▶ _Texte de la page_:
▼
JDNet. Quelle est votre lecture des derniers résultats trimestriels de Yahoo ?
Isabelle Bordry. Les chiffres sont intéressants à plusieurs titres. En terme d'audience, nous avons plus de 210 millions de visiteurs uniques sur le réseau international. Nous distribuons 1,25 milliard de pages vues par jour. Et le temps de connexion par visiteur continue d'augmenter. La marque et le produit Yahoo sont toujours pertinents. Sur la partie chiffres financiers, il est clair que nous enregistrons une baisse des revenus par rapport à l'année dernière.

Quelles sont les raisons de cette baisse ?

Actuellement, le marché de la publicité est tendu, y compris sur Internet. Dans les périodes difficiles, le budget communication est toujours le premier poste affecté. Nous nous reposons essentiellement sur la publicité car Yahoo est un média dont l'objectif est de générer la plus forte audience possible. Nous avons entamé une politique de diversification des revenus via les services Yahoo Corporate à destination des entreprises et des services payants "premium" pour le grand public. D'ici la fin de l'année, cette diversification devrait représenter 20 % du chiffre d'affaires de Yahoo. Je vous fais remarquer que la publication de nos résultats trimestriels a été accueillie par une hausse en Bourse. Après deux années extraordinaires, nous revenons dans un cadre normal. Nous gardons la tête froide car nous avons toujours su maîtriser nos coûts.
▲
▶ _Tâches à réaliser_:
(1) Recopiez sans rien changer l'entretien sur les résultats de Yahoo, de « JDNet. Quelle est » jusqu'à « à l'année dernière. ».
(2) Répondez à ces questions sur l'entretien consacré aux résultats de Yahoo :
(a) Combien de visiteurs uniques le réseau international de Yahoo compte-t-il ?
(b) Quelle part du chiffre d'affaires de Yahoo la diversification devrait-elle représenter d'ici la fin de l'année ?
(c) Comment la Bourse a-t-elle accueilli la publication des résultats trimestriels ?
(3) Poursuivez l'entretien sur les résultats de Yahoo après sa dernière phrase.

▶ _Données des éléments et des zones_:
▼
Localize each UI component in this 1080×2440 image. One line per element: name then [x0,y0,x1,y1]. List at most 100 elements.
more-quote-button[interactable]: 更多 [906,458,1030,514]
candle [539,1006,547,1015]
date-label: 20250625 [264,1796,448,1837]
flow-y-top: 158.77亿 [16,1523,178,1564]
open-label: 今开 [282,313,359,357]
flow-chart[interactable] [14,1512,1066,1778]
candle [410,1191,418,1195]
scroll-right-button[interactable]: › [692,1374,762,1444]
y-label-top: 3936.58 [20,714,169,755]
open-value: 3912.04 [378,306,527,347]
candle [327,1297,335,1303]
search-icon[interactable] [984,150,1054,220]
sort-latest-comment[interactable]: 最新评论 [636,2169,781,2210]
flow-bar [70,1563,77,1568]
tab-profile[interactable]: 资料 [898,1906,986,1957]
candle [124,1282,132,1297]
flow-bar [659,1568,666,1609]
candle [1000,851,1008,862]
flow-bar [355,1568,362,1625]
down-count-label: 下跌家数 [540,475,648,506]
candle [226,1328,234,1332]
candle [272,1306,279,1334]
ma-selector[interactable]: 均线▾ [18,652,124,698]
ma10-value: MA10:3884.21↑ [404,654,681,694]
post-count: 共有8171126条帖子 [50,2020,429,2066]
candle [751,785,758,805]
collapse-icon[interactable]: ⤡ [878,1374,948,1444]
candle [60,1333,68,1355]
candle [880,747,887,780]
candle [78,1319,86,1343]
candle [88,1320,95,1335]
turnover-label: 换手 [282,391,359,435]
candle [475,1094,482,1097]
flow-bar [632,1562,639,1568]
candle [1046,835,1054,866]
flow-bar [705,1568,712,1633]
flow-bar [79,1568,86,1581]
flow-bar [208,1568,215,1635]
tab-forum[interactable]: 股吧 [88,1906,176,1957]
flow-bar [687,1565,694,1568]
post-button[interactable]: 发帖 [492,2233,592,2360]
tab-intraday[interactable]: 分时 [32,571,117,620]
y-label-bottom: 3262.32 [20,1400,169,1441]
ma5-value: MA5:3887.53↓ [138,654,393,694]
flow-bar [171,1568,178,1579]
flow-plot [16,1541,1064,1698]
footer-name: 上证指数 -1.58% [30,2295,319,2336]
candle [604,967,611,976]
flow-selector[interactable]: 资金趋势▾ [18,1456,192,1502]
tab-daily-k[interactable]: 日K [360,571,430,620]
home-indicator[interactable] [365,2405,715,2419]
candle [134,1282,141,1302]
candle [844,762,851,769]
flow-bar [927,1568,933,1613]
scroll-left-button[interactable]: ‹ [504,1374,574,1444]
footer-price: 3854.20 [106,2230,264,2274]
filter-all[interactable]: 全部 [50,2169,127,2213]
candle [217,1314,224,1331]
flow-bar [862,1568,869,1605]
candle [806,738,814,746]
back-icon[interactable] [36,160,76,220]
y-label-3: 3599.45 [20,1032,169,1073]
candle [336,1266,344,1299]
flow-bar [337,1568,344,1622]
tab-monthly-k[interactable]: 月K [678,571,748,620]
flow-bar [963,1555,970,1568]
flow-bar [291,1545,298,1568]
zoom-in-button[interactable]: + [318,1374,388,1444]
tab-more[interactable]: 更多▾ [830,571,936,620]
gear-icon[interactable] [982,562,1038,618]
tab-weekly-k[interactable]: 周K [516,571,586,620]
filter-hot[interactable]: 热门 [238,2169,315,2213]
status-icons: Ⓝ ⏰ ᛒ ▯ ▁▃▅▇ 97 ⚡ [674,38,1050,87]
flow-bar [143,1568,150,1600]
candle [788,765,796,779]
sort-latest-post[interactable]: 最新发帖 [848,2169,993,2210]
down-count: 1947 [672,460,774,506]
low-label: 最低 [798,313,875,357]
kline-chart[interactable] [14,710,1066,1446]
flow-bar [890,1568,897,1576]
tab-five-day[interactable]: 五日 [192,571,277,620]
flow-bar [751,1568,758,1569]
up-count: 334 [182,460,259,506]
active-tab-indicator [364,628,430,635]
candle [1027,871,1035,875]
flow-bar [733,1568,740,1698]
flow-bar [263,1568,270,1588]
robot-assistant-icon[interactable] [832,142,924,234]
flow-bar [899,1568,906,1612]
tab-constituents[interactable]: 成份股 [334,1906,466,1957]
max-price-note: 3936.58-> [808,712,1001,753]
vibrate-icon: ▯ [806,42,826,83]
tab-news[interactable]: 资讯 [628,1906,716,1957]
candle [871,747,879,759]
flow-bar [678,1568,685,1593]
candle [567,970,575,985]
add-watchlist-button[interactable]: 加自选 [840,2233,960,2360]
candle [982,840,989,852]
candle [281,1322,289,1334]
▲
▶ _Résultats des tâches_:
(1)
JDNet. Quelle est votre lecture des derniers résultats trimestriels de Yahoo ?
Isabelle Bordry. Les chiffres sont intéressants à plusieurs titres. En terme d'audience, nous avons plus de 210 millions de visiteurs uniques sur le réseau international. Nous distribuons 1,25 milliard de pages vues par jour. Et le temps de connexion par visiteur continue d'augmenter. La marque et le produit Yahoo sont toujours pertinents. Sur la partie chiffres financiers, il est clair que nous enregistrons une baisse des revenus par rapport à l'année dernière.

(2)
(a) Plus de 210 millions.
(b) 20 %.
(c) Par une hausse.

(3)
Terry Semel, le PDG de Yahoo, devrait annoncer prochainement une série de mesures d'économies. Pourquoi ces mesures n'affecteraient a priori que les Etats-Unis alors que Yahoo est un réseau international ?
Je ne peux pas communiquer à ce sujet. Mais, à ce stade, seuls les Etats-Unis seraient directement concernés.

Ressentez-vous une différence au sein de Yahoo après les événements internationaux de septembre ? Forcément, il est difficile de rester indifférent par rapport à ce que nous venons de vivre. Sur le plan humain, le fait de collaborer avec une société qui est américaine à l'origine et qui dispose d'une équipe à New York nous a naturellement touchés. Sur le plan professionnel, nous avons été très réactifs pour relayer l'information chaude. Sur deux jours (11 et 12 septembre), nous avons multiplié l'audience par dix sur le dossier "news" consacré à ces événements.

Sur le portail Yahoo.fr, existe-il encore des domaines que vous ne couvrez pas ?
L'objectif est d'être le compagnon au quotidien d'un utilisateur Internet. Il est vrai que nous nous attachons à développer des thématiques phares comme le sport, la finance et l'actualité. Le guide Internet, alimenté par nos surfeurs, constitue un formidable baromètre de ce qui se passe sur Internet. Ce que nous cherchons à développper à côté de l'instantanéité de l'information, c'est l'interaction. Par exemple, sur la partie "Yahoo Finance", nous venons de mettre en place des forums. C'est un développement clé pour nous. Il est vrai que, compte tenu du foisonnement de services, nous pourrions nous demander si nous n'en développons pas trop. C'est à nous de gérer les projets prioritaires.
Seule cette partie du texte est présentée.